• TASK BRIEF
Can the data below be set down again exactly, line for line?
===
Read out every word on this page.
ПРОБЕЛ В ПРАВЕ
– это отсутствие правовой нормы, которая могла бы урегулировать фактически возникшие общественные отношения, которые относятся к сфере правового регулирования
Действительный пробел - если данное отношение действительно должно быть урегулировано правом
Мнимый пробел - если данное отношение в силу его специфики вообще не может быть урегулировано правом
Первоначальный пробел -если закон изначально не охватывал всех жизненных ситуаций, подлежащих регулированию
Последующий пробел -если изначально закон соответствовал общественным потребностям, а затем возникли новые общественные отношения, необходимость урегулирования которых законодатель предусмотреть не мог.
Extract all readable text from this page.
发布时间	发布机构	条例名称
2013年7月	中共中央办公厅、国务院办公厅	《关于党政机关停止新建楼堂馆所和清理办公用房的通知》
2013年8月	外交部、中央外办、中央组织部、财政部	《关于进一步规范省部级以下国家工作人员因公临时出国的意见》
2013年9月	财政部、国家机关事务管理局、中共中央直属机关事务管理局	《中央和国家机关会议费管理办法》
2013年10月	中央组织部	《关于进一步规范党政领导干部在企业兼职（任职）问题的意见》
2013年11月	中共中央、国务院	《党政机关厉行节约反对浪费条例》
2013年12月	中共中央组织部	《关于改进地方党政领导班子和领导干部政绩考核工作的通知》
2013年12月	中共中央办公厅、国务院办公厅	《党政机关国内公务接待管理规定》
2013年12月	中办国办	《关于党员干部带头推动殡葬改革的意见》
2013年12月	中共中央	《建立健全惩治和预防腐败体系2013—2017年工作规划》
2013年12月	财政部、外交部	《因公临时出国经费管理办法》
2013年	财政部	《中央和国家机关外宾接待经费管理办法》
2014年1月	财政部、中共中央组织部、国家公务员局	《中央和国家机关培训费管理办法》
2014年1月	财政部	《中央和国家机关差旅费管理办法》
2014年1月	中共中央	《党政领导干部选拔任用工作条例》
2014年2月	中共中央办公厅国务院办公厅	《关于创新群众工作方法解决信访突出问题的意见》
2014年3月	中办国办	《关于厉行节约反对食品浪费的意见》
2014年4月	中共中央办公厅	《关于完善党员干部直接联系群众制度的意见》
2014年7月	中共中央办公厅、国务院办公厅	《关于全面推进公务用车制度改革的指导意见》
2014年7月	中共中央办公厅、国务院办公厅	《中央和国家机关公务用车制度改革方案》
===
• RESULT BELOW
Read out every word on this page.
ПРОБЕЛ В ПРАВЕ
– это отсутствие правовой нормы, которая могла бы урегулировать фактически возникшие общественные отношения, которые относятся к сфере правового регулирования
Действительный пробел - если данное отношение действительно должно быть урегулировано правом
Мнимый пробел - если данное отношение в силу его специфики вообще не может быть урегулировано правом
Первоначальный пробел -если закон изначально не охватывал всех жизненных ситуаций, подлежащих регулированию
Последующий пробел -если изначально закон соответствовал общественным потребностям, а затем возникли новые общественные отношения, необходимость урегулирования которых законодатель предусмотреть не мог.
Extract all readable text from this page.
发布时间	发布机构	条例名称
2013年7月	中共中央办公厅、国务院办公厅	《关于党政机关停止新建楼堂馆所和清理办公用房的通知》
2013年8月	外交部、中央外办、中央组织部、财政部	《关于进一步规范省部级以下国家工作人员因公临时出国的意见》
2013年9月	财政部、国家机关事务管理局、中共中央直属机关事务管理局	《中央和国家机关会议费管理办法》
2013年10月	中央组织部	《关于进一步规范党政领导干部在企业兼职（任职）问题的意见》
2013年11月	中共中央、国务院	《党政机关厉行节约反对浪费条例》
2013年12月	中共中央组织部	《关于改进地方党政领导班子和领导干部政绩考核工作的通知》
2013年12月	中共中央办公厅、国务院办公厅	《党政机关国内公务接待管理规定》
2013年12月	中办国办	《关于党员干部带头推动殡葬改革的意见》
2013年12月	中共中央	《建立健全惩治和预防腐败体系2013—2017年工作规划》
2013年12月	财政部、外交部	《因公临时出国经费管理办法》
2013年	财政部	《中央和国家机关外宾接待经费管理办法》
2014年1月	财政部、中共中央组织部、国家公务员局	《中央和国家机关培训费管理办法》
2014年1月	财政部	《中央和国家机关差旅费管理办法》
2014年1月	中共中央	《党政领导干部选拔任用工作条例》
2014年2月	中共中央办公厅国务院办公厅	《关于创新群众工作方法解决信访突出问题的意见》
2014年3月	中办国办	《关于厉行节约反对食品浪费的意见》
2014年4月	中共中央办公厅	《关于完善党员干部直接联系群众制度的意见》
2014年7月	中共中央办公厅、国务院办公厅	《关于全面推进公务用车制度改革的指导意见》
2014年7月	中共中央办公厅、国务院办公厅	《中央和国家机关公务用车制度改革方案》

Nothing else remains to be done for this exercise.